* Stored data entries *
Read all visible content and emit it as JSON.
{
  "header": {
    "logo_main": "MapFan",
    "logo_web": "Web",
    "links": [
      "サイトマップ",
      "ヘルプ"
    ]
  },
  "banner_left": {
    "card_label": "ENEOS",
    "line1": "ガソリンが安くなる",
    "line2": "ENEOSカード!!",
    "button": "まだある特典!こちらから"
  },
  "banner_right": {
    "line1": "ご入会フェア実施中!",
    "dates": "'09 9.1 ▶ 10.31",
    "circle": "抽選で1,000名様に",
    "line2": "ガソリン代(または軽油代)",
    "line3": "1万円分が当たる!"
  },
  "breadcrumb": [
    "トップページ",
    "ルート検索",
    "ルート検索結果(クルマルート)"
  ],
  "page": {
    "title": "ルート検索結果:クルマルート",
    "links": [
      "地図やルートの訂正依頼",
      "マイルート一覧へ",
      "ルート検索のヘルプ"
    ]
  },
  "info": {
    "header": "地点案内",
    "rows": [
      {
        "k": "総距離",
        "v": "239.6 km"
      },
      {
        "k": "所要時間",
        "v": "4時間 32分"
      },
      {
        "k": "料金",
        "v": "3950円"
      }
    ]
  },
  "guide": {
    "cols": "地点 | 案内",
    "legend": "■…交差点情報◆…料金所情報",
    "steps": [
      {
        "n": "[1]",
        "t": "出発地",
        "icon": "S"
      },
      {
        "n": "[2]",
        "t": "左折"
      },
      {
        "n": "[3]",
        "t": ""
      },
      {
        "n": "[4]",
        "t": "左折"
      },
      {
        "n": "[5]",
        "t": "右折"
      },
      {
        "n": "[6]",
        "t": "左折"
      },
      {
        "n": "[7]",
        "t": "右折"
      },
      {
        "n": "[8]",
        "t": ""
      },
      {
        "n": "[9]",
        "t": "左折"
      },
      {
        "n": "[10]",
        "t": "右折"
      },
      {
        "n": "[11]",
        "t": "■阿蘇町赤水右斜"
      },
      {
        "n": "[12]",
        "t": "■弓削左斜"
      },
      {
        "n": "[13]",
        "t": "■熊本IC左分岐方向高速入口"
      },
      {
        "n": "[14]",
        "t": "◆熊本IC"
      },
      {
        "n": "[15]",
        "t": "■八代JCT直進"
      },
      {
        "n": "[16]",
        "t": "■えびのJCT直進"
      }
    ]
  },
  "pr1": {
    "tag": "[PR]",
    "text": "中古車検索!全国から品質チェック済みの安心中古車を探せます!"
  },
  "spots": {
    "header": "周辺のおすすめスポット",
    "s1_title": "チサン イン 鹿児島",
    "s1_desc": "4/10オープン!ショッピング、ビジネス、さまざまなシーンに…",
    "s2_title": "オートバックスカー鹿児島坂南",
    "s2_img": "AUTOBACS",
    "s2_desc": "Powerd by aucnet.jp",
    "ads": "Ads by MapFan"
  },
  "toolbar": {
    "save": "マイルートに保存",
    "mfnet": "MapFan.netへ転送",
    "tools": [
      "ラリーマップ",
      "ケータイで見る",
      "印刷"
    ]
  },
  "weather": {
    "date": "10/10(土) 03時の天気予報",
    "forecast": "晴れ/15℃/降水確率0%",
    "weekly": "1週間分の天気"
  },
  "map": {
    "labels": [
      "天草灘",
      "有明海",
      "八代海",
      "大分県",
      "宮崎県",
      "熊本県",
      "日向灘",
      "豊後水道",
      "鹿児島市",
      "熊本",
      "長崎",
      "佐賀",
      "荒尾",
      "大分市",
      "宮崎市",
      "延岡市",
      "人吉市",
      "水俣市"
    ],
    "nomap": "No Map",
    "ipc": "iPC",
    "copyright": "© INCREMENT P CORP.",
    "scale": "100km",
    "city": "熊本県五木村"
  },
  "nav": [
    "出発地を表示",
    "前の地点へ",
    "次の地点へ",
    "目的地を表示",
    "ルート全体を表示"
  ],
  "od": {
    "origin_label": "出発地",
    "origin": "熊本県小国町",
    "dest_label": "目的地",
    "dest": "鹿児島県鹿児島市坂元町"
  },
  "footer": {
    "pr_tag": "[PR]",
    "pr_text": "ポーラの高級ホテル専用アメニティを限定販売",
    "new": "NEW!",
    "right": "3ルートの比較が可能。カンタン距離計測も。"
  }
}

* Set task *
Using the listing above, please repeat every entry exactly.

* Full response *
Read all visible content and emit it as JSON.
{
  "header": {
    "logo_main": "MapFan",
    "logo_web": "Web",
    "links": [
      "サイトマップ",
      "ヘルプ"
    ]
  },
  "banner_left": {
    "card_label": "ENEOS",
    "line1": "ガソリンが安くなる",
    "line2": "ENEOSカード!!",
    "button": "まだある特典!こちらから"
  },
  "banner_right": {
    "line1": "ご入会フェア実施中!",
    "dates": "'09 9.1 ▶ 10.31",
    "circle": "抽選で1,000名様に",
    "line2": "ガソリン代(または軽油代)",
    "line3": "1万円分が当たる!"
  },
  "breadcrumb": [
    "トップページ",
    "ルート検索",
    "ルート検索結果(クルマルート)"
  ],
  "page": {
    "title": "ルート検索結果:クルマルート",
    "links": [
      "地図やルートの訂正依頼",
      "マイルート一覧へ",
      "ルート検索のヘルプ"
    ]
  },
  "info": {
    "header": "地点案内",
    "rows": [
      {
        "k": "総距離",
        "v": "239.6 km"
      },
      {
        "k": "所要時間",
        "v": "4時間 32分"
      },
      {
        "k": "料金",
        "v": "3950円"
      }
    ]
  },
  "guide": {
    "cols": "地点 | 案内",
    "legend": "■…交差点情報◆…料金所情報",
    "steps": [
      {
        "n": "[1]",
        "t": "出発地",
        "icon": "S"
      },
      {
        "n": "[2]",
        "t": "左折"
      },
      {
        "n": "[3]",
        "t": ""
      },
      {
        "n": "[4]",
        "t": "左折"
      },
      {
        "n": "[5]",
        "t": "右折"
      },
      {
        "n": "[6]",
        "t": "左折"
      },
      {
        "n": "[7]",
        "t": "右折"
      },
      {
        "n": "[8]",
        "t": ""
      },
      {
        "n": "[9]",
        "t": "左折"
      },
      {
        "n": "[10]",
        "t": "右折"
      },
      {
        "n": "[11]",
        "t": "■阿蘇町赤水右斜"
      },
      {
        "n": "[12]",
        "t": "■弓削左斜"
      },
      {
        "n": "[13]",
        "t": "■熊本IC左分岐方向高速入口"
      },
      {
        "n": "[14]",
        "t": "◆熊本IC"
      },
      {
        "n": "[15]",
        "t": "■八代JCT直進"
      },
      {
        "n": "[16]",
        "t": "■えびのJCT直進"
      }
    ]
  },
  "pr1": {
    "tag": "[PR]",
    "text": "中古車検索!全国から品質チェック済みの安心中古車を探せます!"
  },
  "spots": {
    "header": "周辺のおすすめスポット",
    "s1_title": "チサン イン 鹿児島",
    "s1_desc": "4/10オープン!ショッピング、ビジネス、さまざまなシーンに…",
    "s2_title": "オートバックスカー鹿児島坂南",
    "s2_img": "AUTOBACS",
    "s2_desc": "Powerd by aucnet.jp",
    "ads": "Ads by MapFan"
  },
  "toolbar": {
    "save": "マイルートに保存",
    "mfnet": "MapFan.netへ転送",
    "tools": [
      "ラリーマップ",
      "ケータイで見る",
      "印刷"
    ]
  },
  "weather": {
    "date": "10/10(土) 03時の天気予報",
    "forecast": "晴れ/15℃/降水確率0%",
    "weekly": "1週間分の天気"
  },
  "map": {
    "labels": [
      "天草灘",
      "有明海",
      "八代海",
      "大分県",
      "宮崎県",
      "熊本県",
      "日向灘",
      "豊後水道",
      "鹿児島市",
      "熊本",
      "長崎",
      "佐賀",
      "荒尾",
      "大分市",
      "宮崎市",
      "延岡市",
      "人吉市",
      "水俣市"
    ],
    "nomap": "No Map",
    "ipc": "iPC",
    "copyright": "© INCREMENT P CORP.",
    "scale": "100km",
    "city": "熊本県五木村"
  },
  "nav": [
    "出発地を表示",
    "前の地点へ",
    "次の地点へ",
    "目的地を表示",
    "ルート全体を表示"
  ],
  "od": {
    "origin_label": "出発地",
    "origin": "熊本県小国町",
    "dest_label": "目的地",
    "dest": "鹿児島県鹿児島市坂元町"
  },
  "footer": {
    "pr_tag": "[PR]",
    "pr_text": "ポーラの高級ホテル専用アメニティを限定販売",
    "new": "NEW!",
    "right": "3ルートの比較が可能。カンタン距離計測も。"
  }
}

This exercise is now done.